## [What this task involves]
Reproduce all of the data exactly, with no line skipped.

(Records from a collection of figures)
>>>
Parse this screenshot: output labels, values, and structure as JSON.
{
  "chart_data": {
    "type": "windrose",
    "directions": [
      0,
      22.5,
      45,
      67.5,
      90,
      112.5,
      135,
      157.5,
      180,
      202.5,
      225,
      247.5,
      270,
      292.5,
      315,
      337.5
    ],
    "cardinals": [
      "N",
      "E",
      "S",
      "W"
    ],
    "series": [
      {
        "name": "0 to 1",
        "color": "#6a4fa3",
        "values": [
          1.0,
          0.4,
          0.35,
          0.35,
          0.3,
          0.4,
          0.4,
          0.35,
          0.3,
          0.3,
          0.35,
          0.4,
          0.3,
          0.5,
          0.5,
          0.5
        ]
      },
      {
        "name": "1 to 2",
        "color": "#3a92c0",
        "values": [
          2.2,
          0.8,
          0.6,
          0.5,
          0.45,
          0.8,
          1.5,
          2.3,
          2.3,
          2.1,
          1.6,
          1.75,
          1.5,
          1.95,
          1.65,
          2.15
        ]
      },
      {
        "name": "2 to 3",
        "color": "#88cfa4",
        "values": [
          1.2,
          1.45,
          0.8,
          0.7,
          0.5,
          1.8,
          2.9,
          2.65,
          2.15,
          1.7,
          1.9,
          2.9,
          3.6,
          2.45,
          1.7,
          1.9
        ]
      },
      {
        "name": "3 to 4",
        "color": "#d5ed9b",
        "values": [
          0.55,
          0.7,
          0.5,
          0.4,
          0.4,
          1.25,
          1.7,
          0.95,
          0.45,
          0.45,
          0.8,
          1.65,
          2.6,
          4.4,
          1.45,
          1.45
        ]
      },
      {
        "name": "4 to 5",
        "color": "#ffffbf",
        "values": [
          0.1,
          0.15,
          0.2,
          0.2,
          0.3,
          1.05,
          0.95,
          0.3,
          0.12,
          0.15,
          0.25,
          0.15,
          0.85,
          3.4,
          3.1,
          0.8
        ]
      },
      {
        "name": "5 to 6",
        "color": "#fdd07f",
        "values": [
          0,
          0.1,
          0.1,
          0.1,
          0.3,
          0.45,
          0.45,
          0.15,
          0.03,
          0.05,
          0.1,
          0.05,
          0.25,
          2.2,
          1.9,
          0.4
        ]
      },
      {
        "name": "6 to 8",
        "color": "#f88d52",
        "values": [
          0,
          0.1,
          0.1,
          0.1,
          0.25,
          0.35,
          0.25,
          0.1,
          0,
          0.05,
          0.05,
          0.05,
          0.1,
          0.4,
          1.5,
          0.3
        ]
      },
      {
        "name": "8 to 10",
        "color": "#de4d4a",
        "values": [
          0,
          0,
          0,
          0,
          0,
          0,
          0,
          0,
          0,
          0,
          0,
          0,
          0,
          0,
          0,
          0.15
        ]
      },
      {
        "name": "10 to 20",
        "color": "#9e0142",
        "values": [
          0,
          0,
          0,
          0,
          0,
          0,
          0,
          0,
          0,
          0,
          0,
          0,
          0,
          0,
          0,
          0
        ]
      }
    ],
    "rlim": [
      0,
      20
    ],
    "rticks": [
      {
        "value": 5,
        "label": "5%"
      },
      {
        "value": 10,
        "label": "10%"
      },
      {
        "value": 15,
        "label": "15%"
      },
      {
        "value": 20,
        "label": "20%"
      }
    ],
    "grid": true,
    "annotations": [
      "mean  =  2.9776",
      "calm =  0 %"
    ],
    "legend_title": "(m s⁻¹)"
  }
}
<<<
## [Answer to the task]
Parse this screenshot: output labels, values, and structure as JSON.
{
  "chart_data": {
    "type": "windrose",
    "directions": [
      0,
      22.5,
      45,
      67.5,
      90,
      112.5,
      135,
      157.5,
      180,
      202.5,
      225,
      247.5,
      270,
      292.5,
      315,
      337.5
    ],
    "cardinals": [
      "N",
      "E",
      "S",
      "W"
    ],
    "series": [
      {
        "name": "0 to 1",
        "color": "#6a4fa3",
        "values": [
          1.0,
          0.4,
          0.35,
          0.35,
          0.3,
          0.4,
          0.4,
          0.35,
          0.3,
          0.3,
          0.35,
          0.4,
          0.3,
          0.5,
          0.5,
          0.5
        ]
      },
      {
        "name": "1 to 2",
        "color": "#3a92c0",
        "values": [
          2.2,
          0.8,
          0.6,
          0.5,
          0.45,
          0.8,
          1.5,
          2.3,
          2.3,
          2.1,
          1.6,
          1.75,
          1.5,
          1.95,
          1.65,
          2.15
        ]
      },
      {
        "name": "2 to 3",
        "color": "#88cfa4",
        "values": [
          1.2,
          1.45,
          0.8,
          0.7,
          0.5,
          1.8,
          2.9,
          2.65,
          2.15,
          1.7,
          1.9,
          2.9,
          3.6,
          2.45,
          1.7,
          1.9
        ]
      },
      {
        "name": "3 to 4",
        "color": "#d5ed9b",
        "values": [
          0.55,
          0.7,
          0.5,
          0.4,
          0.4,
          1.25,
          1.7,
          0.95,
          0.45,
          0.45,
          0.8,
          1.65,
          2.6,
          4.4,
          1.45,
          1.45
        ]
      },
      {
        "name": "4 to 5",
        "color": "#ffffbf",
        "values": [
          0.1,
          0.15,
          0.2,
          0.2,
          0.3,
          1.05,
          0.95,
          0.3,
          0.12,
          0.15,
          0.25,
          0.15,
          0.85,
          3.4,
          3.1,
          0.8
        ]
      },
      {
        "name": "5 to 6",
        "color": "#fdd07f",
        "values": [
          0,
          0.1,
          0.1,
          0.1,
          0.3,
          0.45,
          0.45,
          0.15,
          0.03,
          0.05,
          0.1,
          0.05,
          0.25,
          2.2,
          1.9,
          0.4
        ]
      },
      {
        "name": "6 to 8",
        "color": "#f88d52",
        "values": [
          0,
          0.1,
          0.1,
          0.1,
          0.25,
          0.35,
          0.25,
          0.1,
          0,
          0.05,
          0.05,
          0.05,
          0.1,
          0.4,
          1.5,
          0.3
        ]
      },
      {
        "name": "8 to 10",
        "color": "#de4d4a",
        "values": [
          0,
          0,
          0,
          0,
          0,
          0,
          0,
          0,
          0,
          0,
          0,
          0,
          0,
          0,
          0,
          0.15
        ]
      },
      {
        "name": "10 to 20",
        "color": "#9e0142",
        "values": [
          0,
          0,
          0,
          0,
          0,
          0,
          0,
          0,
          0,
          0,
          0,
          0,
          0,
          0,
          0,
          0
        ]
      }
    ],
    "rlim": [
      0,
      20
    ],
    "rticks": [
      {
        "value": 5,
        "label": "5%"
      },
      {
        "value": 10,
        "label": "10%"
      },
      {
        "value": 15,
        "label": "15%"
      },
      {
        "value": 20,
        "label": "20%"
      }
    ],
    "grid": true,
    "annotations": [
      "mean  =  2.9776",
      "calm =  0 %"
    ],
    "legend_title": "(m s⁻¹)"
  }
}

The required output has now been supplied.